STATED EXERCISE - Return the listing word for word, as given.

__________________________________________________

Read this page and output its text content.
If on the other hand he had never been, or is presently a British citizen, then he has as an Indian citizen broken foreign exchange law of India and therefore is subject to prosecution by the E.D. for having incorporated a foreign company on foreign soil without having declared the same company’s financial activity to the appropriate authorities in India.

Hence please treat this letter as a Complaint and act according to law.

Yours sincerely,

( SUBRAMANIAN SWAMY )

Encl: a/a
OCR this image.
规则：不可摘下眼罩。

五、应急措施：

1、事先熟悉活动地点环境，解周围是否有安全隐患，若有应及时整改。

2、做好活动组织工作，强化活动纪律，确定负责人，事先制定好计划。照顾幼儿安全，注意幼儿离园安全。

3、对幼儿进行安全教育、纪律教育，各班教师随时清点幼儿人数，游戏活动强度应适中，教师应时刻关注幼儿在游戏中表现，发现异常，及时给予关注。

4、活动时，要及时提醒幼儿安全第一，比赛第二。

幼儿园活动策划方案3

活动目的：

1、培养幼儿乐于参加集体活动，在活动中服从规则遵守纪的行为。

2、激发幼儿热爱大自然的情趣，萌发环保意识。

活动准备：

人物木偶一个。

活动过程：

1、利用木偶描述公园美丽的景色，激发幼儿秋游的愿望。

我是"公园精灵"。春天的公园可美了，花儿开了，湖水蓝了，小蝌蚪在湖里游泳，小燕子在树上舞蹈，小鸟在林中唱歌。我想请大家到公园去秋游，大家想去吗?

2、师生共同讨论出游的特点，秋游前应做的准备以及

__________________________________________________

RESULT -
Read this page and output its text content.
If on the other hand he had never been, or is presently a British citizen, then he has as an Indian citizen broken foreign exchange law of India and therefore is subject to prosecution by the E.D. for having incorporated a foreign company on foreign soil without having declared the same company’s financial activity to the appropriate authorities in India.

Hence please treat this letter as a Complaint and act according to law.

Yours sincerely,

( SUBRAMANIAN SWAMY )

Encl: a/a
OCR this image.
规则：不可摘下眼罩。

五、应急措施：

1、事先熟悉活动地点环境，解周围是否有安全隐患，若有应及时整改。

2、做好活动组织工作，强化活动纪律，确定负责人，事先制定好计划。照顾幼儿安全，注意幼儿离园安全。

3、对幼儿进行安全教育、纪律教育，各班教师随时清点幼儿人数，游戏活动强度应适中，教师应时刻关注幼儿在游戏中表现，发现异常，及时给予关注。

4、活动时，要及时提醒幼儿安全第一，比赛第二。

幼儿园活动策划方案3

活动目的：

1、培养幼儿乐于参加集体活动，在活动中服从规则遵守纪的行为。

2、激发幼儿热爱大自然的情趣，萌发环保意识。

活动准备：

人物木偶一个。

活动过程：

1、利用木偶描述公园美丽的景色，激发幼儿秋游的愿望。

我是"公园精灵"。春天的公园可美了，花儿开了，湖水蓝了，小蝌蚪在湖里游泳，小燕子在树上舞蹈，小鸟在林中唱歌。我想请大家到公园去秋游，大家想去吗?

2、师生共同讨论出游的特点，秋游前应做的准备以及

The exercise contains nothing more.